Motion No. 533 is very specific in what it requests. It talks about how the federal government, in exercising its jurisdiction, should be submitting natural resource development projects to a broader consultation with first nations and citizens in communities and urban areas. That is the breadth of what is being proposed here. It makes a very broad yet very succinct request of this House.
In addressing the motion, I would like to talk about the nature of public participation, the nature of environmental assessment processes and the aboriginal issues relating to that, and finally about projects in British Columbia that are before us today, namely the Enbridge northern gateway and the Kinder Morgan projects, a lens through which I hope to examine the failure of a credible public participation process—not only, as the motion said, for first nations, but also for citizens in our various communities.
There is a vision for a new energy future that the Leader of the Opposition has articulated in the Policy Options magazine in September and October last year. It is quite interesting, because in that article he starts by talking about the crossroads we are at when it comes to aboriginal involvement in development. He talks of the Supreme Court of Canada's watershed case in the Tsilhqot’in matter that has driven home the fact that resource development will simply not happen without proper first nations consultation and accommodation.
I stress the word “proper” because it is not a “nice to have”, as the government treats public participation; it is a constitutionally required activity, a consultation that is not just about counting boxes and putting little ticks beside them to confirm we have had a chat. It is about a genuine good faith engagement with first nations when resource development affects either their rights or aboriginal title. When I say “title”, of course that is the burden of the Tsilhqot’in case that has been such a watershed development in our part of the world and across Canada.
Let us remember that in the Haida decision, the Supreme Court of Canada said:
Prior to establishment of title, the Crown is required to consult in good faith with any Aboriginal groups asserting title to the land about proposed uses of the land and, if appropriate, accommodate the interests of such claimant groups.
In comparison, the court was clear in Tsilhqot’in that after aboriginal title has been established, the default focus is consent:
After Aboriginal title to land has been established by court declarations or agreement, the Crown must seek the consent of the title-holding Aboriginal group....
What has the Government of Canada done in response to that? What has it done in response to the excellent report by its hand-picked appointee, Mr. Douglas Eyford, who worried that projects are failing because industry has been left alone to navigate the consultation and accommodation process? The government has done nothing. It has left us with a vacuum. It has left us with projects that may or may not be in the public interest but will never proceed, because first nations have not had the constitutional rights accorded to them by the current government.
The government first tried to download it to industry, which pushed right back and said that it was the honour of the crown that was at issue and that industry was not the crown. That has been a bit of a dead end, and it is tying up development that may be in the public interest across this land. It is simply shameful.
The ultimate form of consultation in our province is called the treaty process. This past week we heard that the Government of British Columbia is essentially walking away from the BC Treaty Commission. It cannot seem to find a person to appoint to that process.
------------------------------
■ WRITTEN TASK 1 ■
Decide whether each statement below agrees with the speech on Motion No. 533 above, and answer yes or no for each, quoting the words from the speech that decide it. (a) The Government of British Columbia is said to be walking away from the BC Treaty Commission. (b) Industry accepted the consultation role when the federal government tried to pass it on. (c) The Leader of the Opposition set out his vision in Policy Options magazine.
■ WRITTEN TASK 2 ■
According to the speech on Motion No. 533, who wrote the report that warned that industry had been left alone to navigate the consultation and accommodation process?

■ DATASET SECTION ■
------------------------------
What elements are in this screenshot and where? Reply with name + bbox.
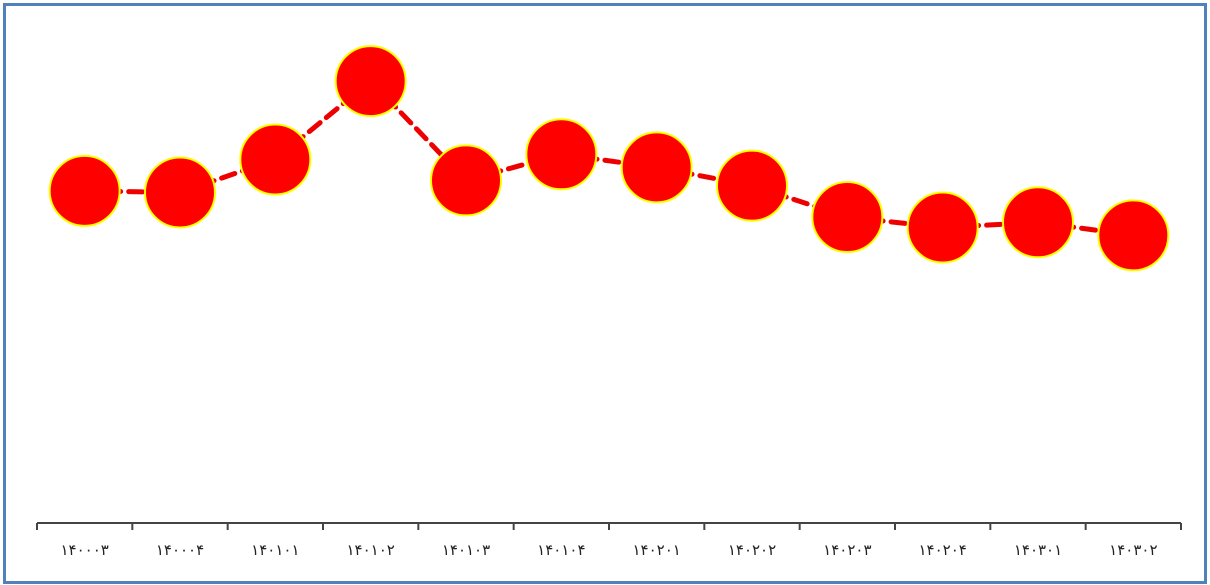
------------------------------
■ TASK ANSWER 1 ■
(a) Yes: "the Government of British Columbia is essentially walking away from the BC Treaty Commission."
(b) No: "industry, which pushed right back and said that it was the honour of the crown that was at issue and that industry was not the crown."
(c) Yes: "the Leader of the Opposition has articulated in the Policy Options magazine in September and October last year."

■ TASK ANSWER 2 ■
Mr. Douglas Eyford, the government's hand-picked appointee.